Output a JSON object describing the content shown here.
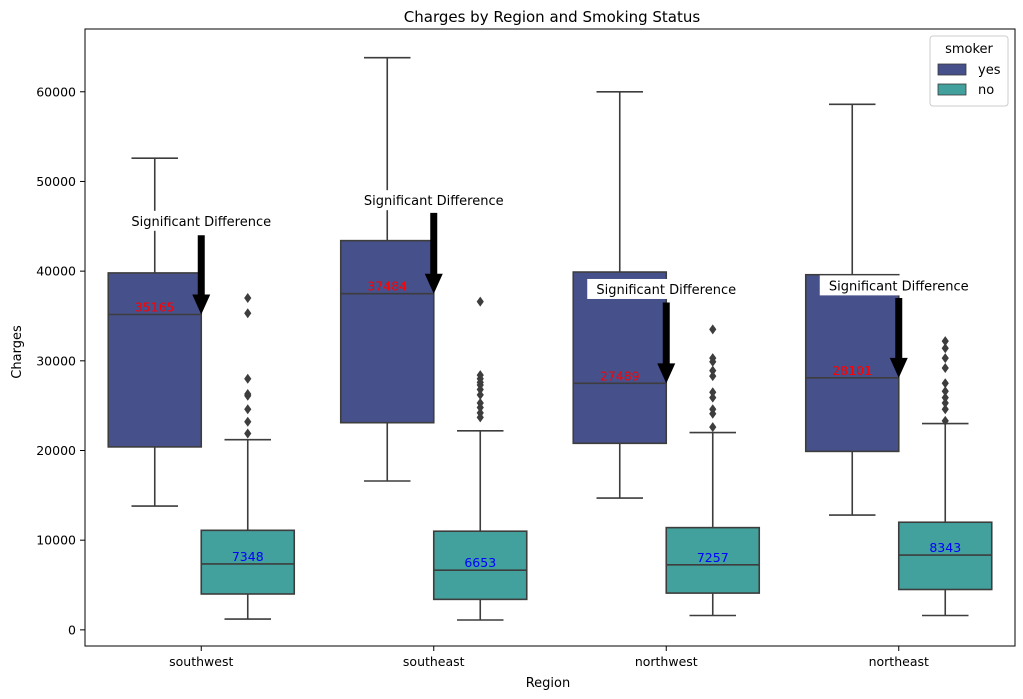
{
  "chart_data": {
    "type": "box",
    "title": "Charges by Region and Smoking Status",
    "xlabel": "Region",
    "ylabel": "Charges",
    "categories": [
      "southwest",
      "southeast",
      "northwest",
      "northeast"
    ],
    "ylim": [
      -1800,
      67000
    ],
    "yticks": [
      0,
      10000,
      20000,
      30000,
      40000,
      50000,
      60000
    ],
    "yticklabels": [
      "0",
      "10000",
      "20000",
      "30000",
      "40000",
      "50000",
      "60000"
    ],
    "legend": {
      "title": "smoker",
      "position": "top-right"
    },
    "grid": false,
    "series": [
      {
        "name": "yes",
        "color": "#46508a",
        "label_color": "#ff0000",
        "boxes": [
          {
            "whislo": 13800,
            "q1": 20400,
            "med": 35165,
            "q3": 39800,
            "whishi": 52600,
            "fliers": []
          },
          {
            "whislo": 16600,
            "q1": 23100,
            "med": 37484,
            "q3": 43400,
            "whishi": 63800,
            "fliers": []
          },
          {
            "whislo": 14700,
            "q1": 20800,
            "med": 27489,
            "q3": 39900,
            "whishi": 60000,
            "fliers": []
          },
          {
            "whislo": 12800,
            "q1": 19900,
            "med": 28101,
            "q3": 39600,
            "whishi": 58600,
            "fliers": []
          }
        ],
        "median_labels": [
          "35165",
          "37484",
          "27489",
          "28101"
        ]
      },
      {
        "name": "no",
        "color": "#42a09d",
        "label_color": "#0000ff",
        "boxes": [
          {
            "whislo": 1200,
            "q1": 4000,
            "med": 7348,
            "q3": 11100,
            "whishi": 21200,
            "fliers": [
              21900,
              23200,
              24600,
              26100,
              26300,
              28000,
              35300,
              37000
            ]
          },
          {
            "whislo": 1100,
            "q1": 3400,
            "med": 6653,
            "q3": 11000,
            "whishi": 22200,
            "fliers": [
              23700,
              24200,
              24800,
              25300,
              26200,
              26800,
              27300,
              27600,
              28000,
              28400,
              36600
            ]
          },
          {
            "whislo": 1600,
            "q1": 4100,
            "med": 7257,
            "q3": 11400,
            "whishi": 22000,
            "fliers": [
              22600,
              24100,
              24600,
              25900,
              26500,
              28300,
              28900,
              29900,
              30300,
              33500
            ]
          },
          {
            "whislo": 1600,
            "q1": 4500,
            "med": 8343,
            "q3": 12000,
            "whishi": 23000,
            "fliers": [
              23300,
              24600,
              25300,
              25900,
              26600,
              27500,
              29200,
              30300,
              31400,
              32200
            ]
          }
        ],
        "median_labels": [
          "7348",
          "6653",
          "7257",
          "8343"
        ]
      }
    ],
    "annotations": [
      {
        "text": "Significant Difference",
        "category": 0,
        "text_y": 45500,
        "arrow_from": 44000,
        "arrow_to": 35165
      },
      {
        "text": "Significant Difference",
        "category": 1,
        "text_y": 47800,
        "arrow_from": 46500,
        "arrow_to": 37484
      },
      {
        "text": "Significant Difference",
        "category": 2,
        "text_y": 37900,
        "arrow_from": 36500,
        "arrow_to": 27489
      },
      {
        "text": "Significant Difference",
        "category": 3,
        "text_y": 38300,
        "arrow_from": 37000,
        "arrow_to": 28101
      }
    ]
  }
}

++++++++++

Excluding the pictures, reproduce every entry exactly as given.

The response:
Output a JSON object describing the content shown here.
{
  "chart_data": {
    "type": "box",
    "title": "Charges by Region and Smoking Status",
    "xlabel": "Region",
    "ylabel": "Charges",
    "categories": [
      "southwest",
      "southeast",
      "northwest",
      "northeast"
    ],
    "ylim": [
      -1800,
      67000
    ],
    "yticks": [
      0,
      10000,
      20000,
      30000,
      40000,
      50000,
      60000
    ],
    "yticklabels": [
      "0",
      "10000",
      "20000",
      "30000",
      "40000",
      "50000",
      "60000"
    ],
    "legend": {
      "title": "smoker",
      "position": "top-right"
    },
    "grid": false,
    "series": [
      {
        "name": "yes",
        "color": "#46508a",
        "label_color": "#ff0000",
        "boxes": [
          {
            "whislo": 13800,
            "q1": 20400,
            "med": 35165,
            "q3": 39800,
            "whishi": 52600,
            "fliers": []
          },
          {
            "whislo": 16600,
            "q1": 23100,
            "med": 37484,
            "q3": 43400,
            "whishi": 63800,
            "fliers": []
          },
          {
            "whislo": 14700,
            "q1": 20800,
            "med": 27489,
            "q3": 39900,
            "whishi": 60000,
            "fliers": []
          },
          {
            "whislo": 12800,
            "q1": 19900,
            "med": 28101,
            "q3": 39600,
            "whishi": 58600,
            "fliers": []
          }
        ],
        "median_labels": [
          "35165",
          "37484",
          "27489",
          "28101"
        ]
      },
      {
        "name": "no",
        "color": "#42a09d",
        "label_color": "#0000ff",
        "boxes": [
          {
            "whislo": 1200,
            "q1": 4000,
            "med": 7348,
            "q3": 11100,
            "whishi": 21200,
            "fliers": [
              21900,
              23200,
              24600,
              26100,
              26300,
              28000,
              35300,
              37000
            ]
          },
          {
            "whislo": 1100,
            "q1": 3400,
            "med": 6653,
            "q3": 11000,
            "whishi": 22200,
            "fliers": [
              23700,
              24200,
              24800,
              25300,
              26200,
              26800,
              27300,
              27600,
              28000,
              28400,
              36600
            ]
          },
          {
            "whislo": 1600,
            "q1": 4100,
            "med": 7257,
            "q3": 11400,
            "whishi": 22000,
            "fliers": [
              22600,
              24100,
              24600,
              25900,
              26500,
              28300,
              28900,
              29900,
              30300,
              33500
            ]
          },
          {
            "whislo": 1600,
            "q1": 4500,
            "med": 8343,
            "q3": 12000,
            "whishi": 23000,
            "fliers": [
              23300,
              24600,
              25300,
              25900,
              26600,
              27500,
              29200,
              30300,
              31400,
              32200
            ]
          }
        ],
        "median_labels": [
          "7348",
          "6653",
          "7257",
          "8343"
        ]
      }
    ],
    "annotations": [
      {
        "text": "Significant Difference",
        "category": 0,
        "text_y": 45500,
        "arrow_from": 44000,
        "arrow_to": 35165
      },
      {
        "text": "Significant Difference",
        "category": 1,
        "text_y": 47800,
        "arrow_from": 46500,
        "arrow_to": 37484
      },
      {
        "text": "Significant Difference",
        "category": 2,
        "text_y": 37900,
        "arrow_from": 36500,
        "arrow_to": 27489
      },
      {
        "text": "Significant Difference",
        "category": 3,
        "text_y": 38300,
        "arrow_from": 37000,
        "arrow_to": 28101
      }
    ]
  }
}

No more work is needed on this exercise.